# GIVEN INFORMATION:
______________________________
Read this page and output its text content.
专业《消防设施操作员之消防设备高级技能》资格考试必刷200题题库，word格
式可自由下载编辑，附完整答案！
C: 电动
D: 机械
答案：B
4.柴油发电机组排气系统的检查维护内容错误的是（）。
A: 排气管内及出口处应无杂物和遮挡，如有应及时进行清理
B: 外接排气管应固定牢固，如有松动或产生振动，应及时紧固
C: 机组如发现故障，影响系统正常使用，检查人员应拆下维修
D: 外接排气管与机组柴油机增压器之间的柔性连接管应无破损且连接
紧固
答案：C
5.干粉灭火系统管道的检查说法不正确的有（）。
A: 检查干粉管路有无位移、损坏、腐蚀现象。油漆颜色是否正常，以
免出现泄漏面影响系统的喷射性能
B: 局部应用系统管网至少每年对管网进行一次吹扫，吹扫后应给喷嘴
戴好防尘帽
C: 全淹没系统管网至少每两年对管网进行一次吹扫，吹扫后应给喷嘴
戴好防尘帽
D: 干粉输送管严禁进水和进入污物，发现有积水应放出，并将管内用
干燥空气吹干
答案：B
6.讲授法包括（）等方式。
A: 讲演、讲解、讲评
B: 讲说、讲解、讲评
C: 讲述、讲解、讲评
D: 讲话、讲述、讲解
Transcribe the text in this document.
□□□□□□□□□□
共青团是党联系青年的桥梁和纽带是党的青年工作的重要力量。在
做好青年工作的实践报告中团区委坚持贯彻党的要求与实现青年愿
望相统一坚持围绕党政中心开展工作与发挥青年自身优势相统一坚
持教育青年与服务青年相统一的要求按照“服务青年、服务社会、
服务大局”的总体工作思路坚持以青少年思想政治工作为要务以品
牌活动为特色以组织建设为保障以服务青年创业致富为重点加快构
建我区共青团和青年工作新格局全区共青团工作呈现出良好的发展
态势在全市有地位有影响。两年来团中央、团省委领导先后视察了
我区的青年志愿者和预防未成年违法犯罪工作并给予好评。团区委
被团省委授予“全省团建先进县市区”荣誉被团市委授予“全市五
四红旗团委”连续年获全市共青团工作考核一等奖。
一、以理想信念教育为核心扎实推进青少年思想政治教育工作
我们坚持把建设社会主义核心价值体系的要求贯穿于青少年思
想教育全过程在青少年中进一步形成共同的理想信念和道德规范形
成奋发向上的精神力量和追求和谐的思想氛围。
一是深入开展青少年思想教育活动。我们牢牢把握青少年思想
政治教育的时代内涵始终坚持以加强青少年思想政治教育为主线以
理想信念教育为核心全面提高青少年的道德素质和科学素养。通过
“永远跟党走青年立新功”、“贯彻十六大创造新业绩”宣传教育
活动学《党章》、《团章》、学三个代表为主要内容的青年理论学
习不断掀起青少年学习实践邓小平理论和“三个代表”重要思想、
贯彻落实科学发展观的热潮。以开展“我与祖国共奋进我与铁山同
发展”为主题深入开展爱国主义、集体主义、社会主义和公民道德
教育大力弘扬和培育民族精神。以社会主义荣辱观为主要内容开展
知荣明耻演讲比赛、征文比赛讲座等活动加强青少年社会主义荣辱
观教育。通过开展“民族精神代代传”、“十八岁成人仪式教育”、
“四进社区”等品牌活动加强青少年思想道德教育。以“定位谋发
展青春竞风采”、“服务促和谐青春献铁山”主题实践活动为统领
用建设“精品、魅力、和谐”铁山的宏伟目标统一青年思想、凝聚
______________________________
# PROMPT:
From the records above, extract every entry exactly as given.

# SOLUTION BELOW:
Read this page and output its text content.
专业《消防设施操作员之消防设备高级技能》资格考试必刷200题题库，word格
式可自由下载编辑，附完整答案！
C: 电动
D: 机械
答案：B
4.柴油发电机组排气系统的检查维护内容错误的是（）。
A: 排气管内及出口处应无杂物和遮挡，如有应及时进行清理
B: 外接排气管应固定牢固，如有松动或产生振动，应及时紧固
C: 机组如发现故障，影响系统正常使用，检查人员应拆下维修
D: 外接排气管与机组柴油机增压器之间的柔性连接管应无破损且连接
紧固
答案：C
5.干粉灭火系统管道的检查说法不正确的有（）。
A: 检查干粉管路有无位移、损坏、腐蚀现象。油漆颜色是否正常，以
免出现泄漏面影响系统的喷射性能
B: 局部应用系统管网至少每年对管网进行一次吹扫，吹扫后应给喷嘴
戴好防尘帽
C: 全淹没系统管网至少每两年对管网进行一次吹扫，吹扫后应给喷嘴
戴好防尘帽
D: 干粉输送管严禁进水和进入污物，发现有积水应放出，并将管内用
干燥空气吹干
答案：B
6.讲授法包括（）等方式。
A: 讲演、讲解、讲评
B: 讲说、讲解、讲评
C: 讲述、讲解、讲评
D: 讲话、讲述、讲解
Transcribe the text in this document.
□□□□□□□□□□
共青团是党联系青年的桥梁和纽带是党的青年工作的重要力量。在
做好青年工作的实践报告中团区委坚持贯彻党的要求与实现青年愿
望相统一坚持围绕党政中心开展工作与发挥青年自身优势相统一坚
持教育青年与服务青年相统一的要求按照“服务青年、服务社会、
服务大局”的总体工作思路坚持以青少年思想政治工作为要务以品
牌活动为特色以组织建设为保障以服务青年创业致富为重点加快构
建我区共青团和青年工作新格局全区共青团工作呈现出良好的发展
态势在全市有地位有影响。两年来团中央、团省委领导先后视察了
我区的青年志愿者和预防未成年违法犯罪工作并给予好评。团区委
被团省委授予“全省团建先进县市区”荣誉被团市委授予“全市五
四红旗团委”连续年获全市共青团工作考核一等奖。
一、以理想信念教育为核心扎实推进青少年思想政治教育工作
我们坚持把建设社会主义核心价值体系的要求贯穿于青少年思
想教育全过程在青少年中进一步形成共同的理想信念和道德规范形
成奋发向上的精神力量和追求和谐的思想氛围。
一是深入开展青少年思想教育活动。我们牢牢把握青少年思想
政治教育的时代内涵始终坚持以加强青少年思想政治教育为主线以
理想信念教育为核心全面提高青少年的道德素质和科学素养。通过
“永远跟党走青年立新功”、“贯彻十六大创造新业绩”宣传教育
活动学《党章》、《团章》、学三个代表为主要内容的青年理论学
习不断掀起青少年学习实践邓小平理论和“三个代表”重要思想、
贯彻落实科学发展观的热潮。以开展“我与祖国共奋进我与铁山同
发展”为主题深入开展爱国主义、集体主义、社会主义和公民道德
教育大力弘扬和培育民族精神。以社会主义荣辱观为主要内容开展
知荣明耻演讲比赛、征文比赛讲座等活动加强青少年社会主义荣辱
观教育。通过开展“民族精神代代传”、“十八岁成人仪式教育”、
“四进社区”等品牌活动加强青少年思想道德教育。以“定位谋发
展青春竞风采”、“服务促和谐青春献铁山”主题实践活动为统领
用建设“精品、魅力、和谐”铁山的宏伟目标统一青年思想、凝聚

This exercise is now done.